(Saved data entries)

______

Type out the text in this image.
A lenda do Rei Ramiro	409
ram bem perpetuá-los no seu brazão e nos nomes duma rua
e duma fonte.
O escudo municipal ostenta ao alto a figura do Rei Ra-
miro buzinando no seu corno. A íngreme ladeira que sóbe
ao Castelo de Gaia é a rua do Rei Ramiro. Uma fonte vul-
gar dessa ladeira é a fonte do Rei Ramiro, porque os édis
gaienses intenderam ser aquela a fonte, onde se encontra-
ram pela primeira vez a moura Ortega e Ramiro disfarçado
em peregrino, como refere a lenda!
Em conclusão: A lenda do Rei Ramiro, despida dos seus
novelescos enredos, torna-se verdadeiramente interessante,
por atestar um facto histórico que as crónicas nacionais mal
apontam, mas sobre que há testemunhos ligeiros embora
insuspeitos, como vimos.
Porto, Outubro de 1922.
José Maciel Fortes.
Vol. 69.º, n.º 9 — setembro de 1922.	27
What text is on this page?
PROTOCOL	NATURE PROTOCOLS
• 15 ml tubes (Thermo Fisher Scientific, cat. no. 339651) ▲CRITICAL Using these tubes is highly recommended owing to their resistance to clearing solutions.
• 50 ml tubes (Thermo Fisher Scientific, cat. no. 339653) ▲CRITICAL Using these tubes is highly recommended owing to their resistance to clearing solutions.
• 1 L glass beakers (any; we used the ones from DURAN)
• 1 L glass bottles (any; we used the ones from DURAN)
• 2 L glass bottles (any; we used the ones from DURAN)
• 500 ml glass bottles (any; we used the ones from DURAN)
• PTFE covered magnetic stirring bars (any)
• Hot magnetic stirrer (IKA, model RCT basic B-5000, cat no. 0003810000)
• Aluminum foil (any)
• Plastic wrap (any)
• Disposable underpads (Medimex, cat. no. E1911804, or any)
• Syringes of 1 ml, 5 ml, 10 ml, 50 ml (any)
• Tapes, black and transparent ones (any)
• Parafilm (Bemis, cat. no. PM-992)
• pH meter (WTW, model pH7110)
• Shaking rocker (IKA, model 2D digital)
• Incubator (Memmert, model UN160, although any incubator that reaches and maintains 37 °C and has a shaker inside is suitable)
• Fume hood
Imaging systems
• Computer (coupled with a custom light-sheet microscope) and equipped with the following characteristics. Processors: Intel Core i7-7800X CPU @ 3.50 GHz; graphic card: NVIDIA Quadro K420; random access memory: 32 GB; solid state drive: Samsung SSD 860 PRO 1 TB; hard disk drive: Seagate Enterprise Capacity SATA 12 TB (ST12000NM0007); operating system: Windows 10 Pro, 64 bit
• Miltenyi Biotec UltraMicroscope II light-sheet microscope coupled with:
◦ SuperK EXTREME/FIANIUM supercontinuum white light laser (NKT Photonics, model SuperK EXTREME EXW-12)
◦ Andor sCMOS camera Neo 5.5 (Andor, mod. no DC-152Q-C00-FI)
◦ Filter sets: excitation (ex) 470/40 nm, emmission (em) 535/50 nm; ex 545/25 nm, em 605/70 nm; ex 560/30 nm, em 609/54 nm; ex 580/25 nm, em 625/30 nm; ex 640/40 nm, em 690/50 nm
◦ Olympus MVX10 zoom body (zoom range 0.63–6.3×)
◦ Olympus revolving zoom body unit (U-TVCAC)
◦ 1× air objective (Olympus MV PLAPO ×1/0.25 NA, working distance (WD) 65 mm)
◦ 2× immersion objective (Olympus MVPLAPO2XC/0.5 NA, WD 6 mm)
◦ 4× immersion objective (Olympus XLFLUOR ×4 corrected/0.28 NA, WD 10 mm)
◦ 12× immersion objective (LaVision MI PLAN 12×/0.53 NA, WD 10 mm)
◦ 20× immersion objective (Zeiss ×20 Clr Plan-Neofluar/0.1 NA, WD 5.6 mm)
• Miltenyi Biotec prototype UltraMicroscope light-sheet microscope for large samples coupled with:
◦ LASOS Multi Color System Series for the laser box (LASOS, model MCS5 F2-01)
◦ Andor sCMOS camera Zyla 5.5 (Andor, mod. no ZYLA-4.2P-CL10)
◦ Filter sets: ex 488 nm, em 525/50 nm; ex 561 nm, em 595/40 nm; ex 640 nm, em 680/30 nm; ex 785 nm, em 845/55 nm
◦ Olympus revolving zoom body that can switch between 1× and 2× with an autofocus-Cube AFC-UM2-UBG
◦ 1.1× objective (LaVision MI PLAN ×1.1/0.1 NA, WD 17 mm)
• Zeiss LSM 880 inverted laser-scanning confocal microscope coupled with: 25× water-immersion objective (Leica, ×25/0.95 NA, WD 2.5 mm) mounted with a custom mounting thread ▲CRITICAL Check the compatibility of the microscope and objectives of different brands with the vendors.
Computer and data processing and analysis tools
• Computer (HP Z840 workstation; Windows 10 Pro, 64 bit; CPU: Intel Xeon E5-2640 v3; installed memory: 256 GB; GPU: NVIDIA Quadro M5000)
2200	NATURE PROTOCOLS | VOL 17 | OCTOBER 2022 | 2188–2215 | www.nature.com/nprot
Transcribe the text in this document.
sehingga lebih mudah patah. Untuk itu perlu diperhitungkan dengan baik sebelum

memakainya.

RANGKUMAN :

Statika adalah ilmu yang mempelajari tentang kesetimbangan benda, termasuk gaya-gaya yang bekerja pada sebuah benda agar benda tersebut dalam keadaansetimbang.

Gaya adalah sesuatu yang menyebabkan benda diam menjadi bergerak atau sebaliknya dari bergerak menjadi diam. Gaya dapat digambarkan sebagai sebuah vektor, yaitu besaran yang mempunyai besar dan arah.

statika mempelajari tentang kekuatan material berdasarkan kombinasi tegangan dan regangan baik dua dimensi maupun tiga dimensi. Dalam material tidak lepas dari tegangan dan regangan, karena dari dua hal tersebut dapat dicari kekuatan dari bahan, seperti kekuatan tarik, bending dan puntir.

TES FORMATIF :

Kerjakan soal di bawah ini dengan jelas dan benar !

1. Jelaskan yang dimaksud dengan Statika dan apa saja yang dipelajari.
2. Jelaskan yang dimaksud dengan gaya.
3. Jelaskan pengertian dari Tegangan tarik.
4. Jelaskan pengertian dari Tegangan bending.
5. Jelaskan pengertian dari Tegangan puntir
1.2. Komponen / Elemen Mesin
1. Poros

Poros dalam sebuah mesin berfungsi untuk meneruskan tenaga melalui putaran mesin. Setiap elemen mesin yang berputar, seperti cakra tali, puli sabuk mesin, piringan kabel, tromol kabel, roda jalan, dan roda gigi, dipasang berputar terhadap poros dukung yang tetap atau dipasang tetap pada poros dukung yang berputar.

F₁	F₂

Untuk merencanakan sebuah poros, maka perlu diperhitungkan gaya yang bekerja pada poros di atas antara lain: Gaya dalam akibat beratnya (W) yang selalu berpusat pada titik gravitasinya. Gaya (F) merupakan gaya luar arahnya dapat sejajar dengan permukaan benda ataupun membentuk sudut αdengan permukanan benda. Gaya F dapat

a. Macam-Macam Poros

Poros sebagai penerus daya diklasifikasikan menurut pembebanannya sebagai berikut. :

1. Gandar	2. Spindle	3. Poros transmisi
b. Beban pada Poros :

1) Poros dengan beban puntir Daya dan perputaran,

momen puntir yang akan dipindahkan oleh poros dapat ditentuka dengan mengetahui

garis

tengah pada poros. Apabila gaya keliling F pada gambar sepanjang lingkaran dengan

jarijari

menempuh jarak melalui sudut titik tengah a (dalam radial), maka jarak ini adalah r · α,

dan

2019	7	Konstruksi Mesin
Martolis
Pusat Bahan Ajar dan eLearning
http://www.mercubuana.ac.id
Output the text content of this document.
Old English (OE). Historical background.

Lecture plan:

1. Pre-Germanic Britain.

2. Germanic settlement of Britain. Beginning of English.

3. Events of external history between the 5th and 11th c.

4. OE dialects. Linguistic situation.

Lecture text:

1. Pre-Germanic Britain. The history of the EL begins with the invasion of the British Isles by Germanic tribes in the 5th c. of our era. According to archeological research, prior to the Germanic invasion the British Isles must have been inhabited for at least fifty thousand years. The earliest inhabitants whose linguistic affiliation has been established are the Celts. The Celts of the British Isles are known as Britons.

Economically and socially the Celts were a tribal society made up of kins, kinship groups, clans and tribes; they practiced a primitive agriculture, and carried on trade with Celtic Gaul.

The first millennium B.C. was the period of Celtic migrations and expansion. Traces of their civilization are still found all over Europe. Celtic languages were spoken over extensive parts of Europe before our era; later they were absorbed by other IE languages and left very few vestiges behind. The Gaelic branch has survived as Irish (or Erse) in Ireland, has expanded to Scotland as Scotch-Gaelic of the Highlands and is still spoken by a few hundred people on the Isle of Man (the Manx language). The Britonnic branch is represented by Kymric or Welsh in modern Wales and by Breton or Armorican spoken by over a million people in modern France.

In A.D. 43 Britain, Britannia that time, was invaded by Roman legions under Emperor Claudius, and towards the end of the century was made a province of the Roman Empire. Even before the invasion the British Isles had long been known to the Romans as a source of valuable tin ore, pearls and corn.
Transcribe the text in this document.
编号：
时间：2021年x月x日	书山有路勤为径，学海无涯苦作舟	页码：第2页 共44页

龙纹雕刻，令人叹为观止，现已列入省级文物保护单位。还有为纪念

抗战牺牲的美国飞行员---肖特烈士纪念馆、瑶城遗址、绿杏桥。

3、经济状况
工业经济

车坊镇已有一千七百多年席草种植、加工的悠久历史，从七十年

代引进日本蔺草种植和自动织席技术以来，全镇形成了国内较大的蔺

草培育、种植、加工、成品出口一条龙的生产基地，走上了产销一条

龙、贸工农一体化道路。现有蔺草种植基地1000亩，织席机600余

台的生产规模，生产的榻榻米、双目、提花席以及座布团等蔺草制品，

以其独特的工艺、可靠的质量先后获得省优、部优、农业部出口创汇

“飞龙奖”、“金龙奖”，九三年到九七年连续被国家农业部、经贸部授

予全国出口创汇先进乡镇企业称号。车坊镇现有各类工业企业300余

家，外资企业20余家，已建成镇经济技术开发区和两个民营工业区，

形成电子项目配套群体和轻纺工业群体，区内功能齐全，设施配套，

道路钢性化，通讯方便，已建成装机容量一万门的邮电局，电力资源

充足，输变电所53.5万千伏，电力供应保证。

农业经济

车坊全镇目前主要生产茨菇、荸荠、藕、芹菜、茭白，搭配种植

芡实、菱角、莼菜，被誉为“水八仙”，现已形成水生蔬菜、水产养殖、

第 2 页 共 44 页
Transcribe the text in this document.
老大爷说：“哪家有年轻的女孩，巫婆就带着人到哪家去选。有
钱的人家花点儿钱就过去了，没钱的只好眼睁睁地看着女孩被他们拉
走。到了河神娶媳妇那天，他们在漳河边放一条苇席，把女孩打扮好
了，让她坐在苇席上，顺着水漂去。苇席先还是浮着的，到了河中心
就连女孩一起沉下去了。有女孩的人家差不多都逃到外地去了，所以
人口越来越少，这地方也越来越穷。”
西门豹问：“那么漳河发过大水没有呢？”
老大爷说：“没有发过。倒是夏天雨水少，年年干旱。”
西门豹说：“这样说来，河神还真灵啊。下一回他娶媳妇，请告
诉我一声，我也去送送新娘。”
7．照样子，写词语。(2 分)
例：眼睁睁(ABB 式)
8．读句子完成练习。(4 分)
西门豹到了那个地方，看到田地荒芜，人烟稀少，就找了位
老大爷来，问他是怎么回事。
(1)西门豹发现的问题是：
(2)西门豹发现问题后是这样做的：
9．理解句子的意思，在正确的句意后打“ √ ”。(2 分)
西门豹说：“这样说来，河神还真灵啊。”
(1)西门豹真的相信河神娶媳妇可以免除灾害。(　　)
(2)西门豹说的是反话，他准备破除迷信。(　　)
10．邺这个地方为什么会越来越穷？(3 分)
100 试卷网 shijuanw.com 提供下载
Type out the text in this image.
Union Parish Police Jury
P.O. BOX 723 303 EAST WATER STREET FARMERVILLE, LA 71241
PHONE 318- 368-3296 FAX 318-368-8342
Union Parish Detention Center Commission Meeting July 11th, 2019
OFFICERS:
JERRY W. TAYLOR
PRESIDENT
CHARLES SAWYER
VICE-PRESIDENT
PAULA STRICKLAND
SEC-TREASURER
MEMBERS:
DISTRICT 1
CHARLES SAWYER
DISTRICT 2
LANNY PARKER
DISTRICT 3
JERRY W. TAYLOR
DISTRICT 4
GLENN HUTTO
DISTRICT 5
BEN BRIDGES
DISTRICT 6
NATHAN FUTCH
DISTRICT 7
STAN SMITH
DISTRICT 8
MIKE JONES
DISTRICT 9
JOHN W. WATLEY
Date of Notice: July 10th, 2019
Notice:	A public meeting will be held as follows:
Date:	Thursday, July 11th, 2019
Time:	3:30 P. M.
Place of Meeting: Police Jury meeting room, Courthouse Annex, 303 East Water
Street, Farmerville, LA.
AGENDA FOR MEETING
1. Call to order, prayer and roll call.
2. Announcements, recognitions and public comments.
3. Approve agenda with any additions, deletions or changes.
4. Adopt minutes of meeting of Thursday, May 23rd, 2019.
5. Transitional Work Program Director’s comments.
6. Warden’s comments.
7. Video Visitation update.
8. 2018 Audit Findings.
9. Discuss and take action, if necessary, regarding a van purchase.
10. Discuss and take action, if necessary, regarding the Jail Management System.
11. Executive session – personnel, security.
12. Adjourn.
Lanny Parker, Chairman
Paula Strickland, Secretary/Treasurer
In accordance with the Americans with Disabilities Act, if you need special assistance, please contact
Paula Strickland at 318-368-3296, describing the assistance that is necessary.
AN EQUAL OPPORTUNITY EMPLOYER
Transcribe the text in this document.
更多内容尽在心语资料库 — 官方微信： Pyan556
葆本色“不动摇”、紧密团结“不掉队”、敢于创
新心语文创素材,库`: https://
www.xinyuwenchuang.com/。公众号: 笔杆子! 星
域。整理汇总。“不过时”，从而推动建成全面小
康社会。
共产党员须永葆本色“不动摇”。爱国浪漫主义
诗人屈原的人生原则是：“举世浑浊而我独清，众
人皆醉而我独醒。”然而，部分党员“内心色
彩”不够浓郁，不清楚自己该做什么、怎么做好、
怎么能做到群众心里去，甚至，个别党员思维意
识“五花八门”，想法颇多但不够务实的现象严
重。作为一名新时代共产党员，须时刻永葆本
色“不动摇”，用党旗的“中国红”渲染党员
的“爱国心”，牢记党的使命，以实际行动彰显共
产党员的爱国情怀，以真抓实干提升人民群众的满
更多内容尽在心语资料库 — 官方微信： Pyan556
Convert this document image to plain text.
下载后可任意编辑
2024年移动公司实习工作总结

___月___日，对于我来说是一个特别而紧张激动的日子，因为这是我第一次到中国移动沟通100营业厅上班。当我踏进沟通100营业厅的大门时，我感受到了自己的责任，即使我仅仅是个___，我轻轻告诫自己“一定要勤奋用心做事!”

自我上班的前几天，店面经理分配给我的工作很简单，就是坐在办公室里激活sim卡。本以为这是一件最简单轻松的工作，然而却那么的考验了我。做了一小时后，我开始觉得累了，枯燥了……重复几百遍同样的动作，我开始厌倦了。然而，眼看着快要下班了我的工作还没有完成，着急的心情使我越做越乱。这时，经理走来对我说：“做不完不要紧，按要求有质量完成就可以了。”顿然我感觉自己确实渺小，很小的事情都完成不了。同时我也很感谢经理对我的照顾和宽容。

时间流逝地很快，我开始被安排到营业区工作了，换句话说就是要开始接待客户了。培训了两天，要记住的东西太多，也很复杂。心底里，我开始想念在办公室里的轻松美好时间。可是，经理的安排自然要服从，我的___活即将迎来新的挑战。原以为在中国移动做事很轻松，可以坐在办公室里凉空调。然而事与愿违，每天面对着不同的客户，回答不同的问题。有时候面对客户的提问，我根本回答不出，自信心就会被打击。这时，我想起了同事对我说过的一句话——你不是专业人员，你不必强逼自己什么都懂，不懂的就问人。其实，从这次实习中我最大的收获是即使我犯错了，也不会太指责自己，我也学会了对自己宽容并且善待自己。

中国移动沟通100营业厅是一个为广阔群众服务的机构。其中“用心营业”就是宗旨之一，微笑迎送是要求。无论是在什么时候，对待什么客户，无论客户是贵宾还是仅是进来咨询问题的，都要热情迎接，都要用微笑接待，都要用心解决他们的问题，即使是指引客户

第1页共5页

______

Instructions for the task: Go through the listing above and pull out each line containing the word "tengah".

Complete response:
tengah pada poros. Apabila gaya keliling F pada gambar sepanjang lingkaran dengan
menempuh jarak melalui sudut titik tengah a (dalam radial), maka jarak ini adalah r · α,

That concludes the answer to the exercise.